O QUE FAZER >>
1. Que prêmio “A Aforista” venceu, segundo a crítica sobre o espetáculo?
2. Resuma em até três frases o parágrafo da crítica sobre “A Aforista” que começa com “A guerra musical acontece”, mantendo os fatos principais.

TEXTO FORNECIDO >>
“A Aforista” transforma arquitetura do pensamento em estudo musical
Em espetáculo da Cia. Stavis-Damaceno, a atriz Rosana Stavis faz do texto uma orquestra
Devidamente armados com seus pianos, dois músicos guerreiam no palco de “A Aforista”, peça da curitibana Cia. Stavis-Damaceno vencedora do último prêmio APCA de melhor espetáculo, em cartaz numa curta temporada em São Paulo. A personagem-título, no meio do duelo, não é atingida graças às frases que ocupam seu caminho. Ela queria ser pianista mas largou a profissão e se tornou uma acumuladora das frases de calendário que apanha pelos campos de sua imaginação.
A guerra musical acontece nas extremidades da cena enquanto a aforista, no centro, caminha sem sair do lugar. A imobilidade cênica é contraposta pela atividade do fluxo incessante de pensamento. A dramaturgia de Marcos Damaceno, também diretor da montagem, emerge da cabeça da protagonista, das confusões e perturbações da sua mente veloz que desafia o silêncio e desconhece filtros. Traz pensamentos contínuos e entrecortados, lógicos e irracionais, interessantes e banais. Faz o riso se aproximar do choro, a densidade da frivolidade, a loucura da lucidez.

INFORMAÇÕES FORNECIDAS >>
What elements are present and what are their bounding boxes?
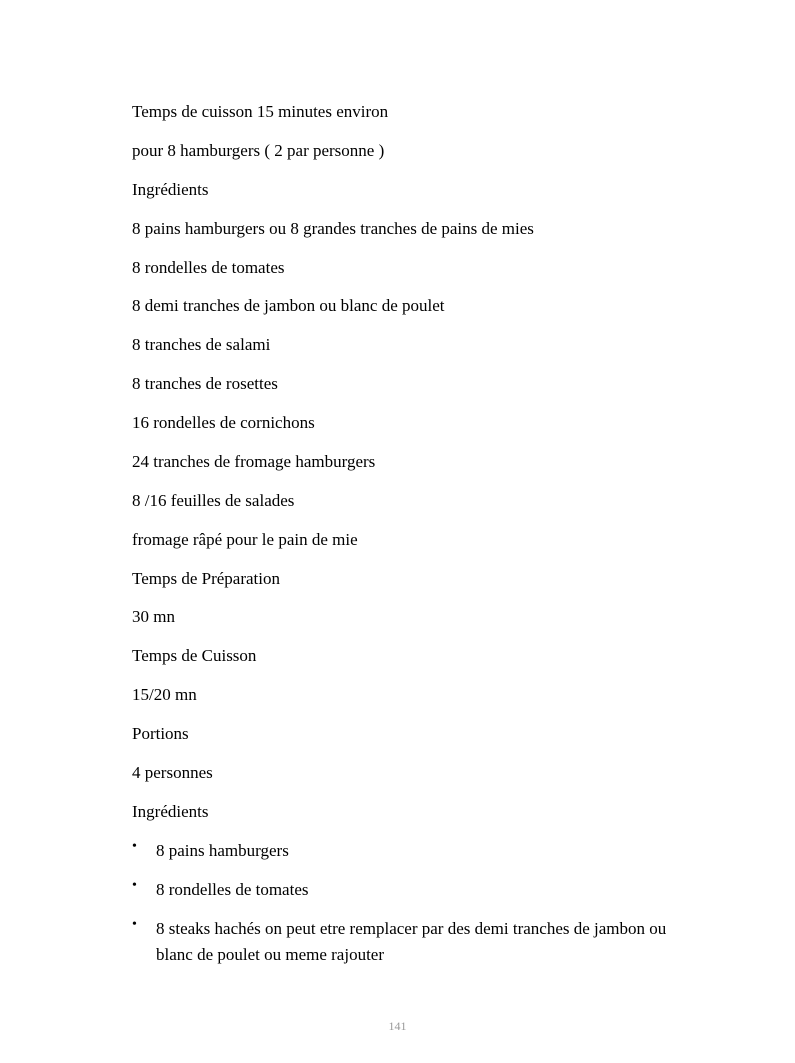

RESPOSTAS ESPERADAS >>
1. O último prêmio APCA de melhor espetáculo.

2. A guerra musical ocorre nas extremidades da cena, enquanto a aforista caminha sem sair do lugar no centro, uma imobilidade que contrasta com seu fluxo incessante de pensamento. A dramaturgia de Marcos Damaceno, também diretor da montagem, nasce da mente veloz e sem filtros da protagonista, com pensamentos contínuos e entrecortados, lógicos e irracionais, interessantes e banais. O texto aproxima o riso do choro, a densidade da frivolidade e a loucura da lucidez.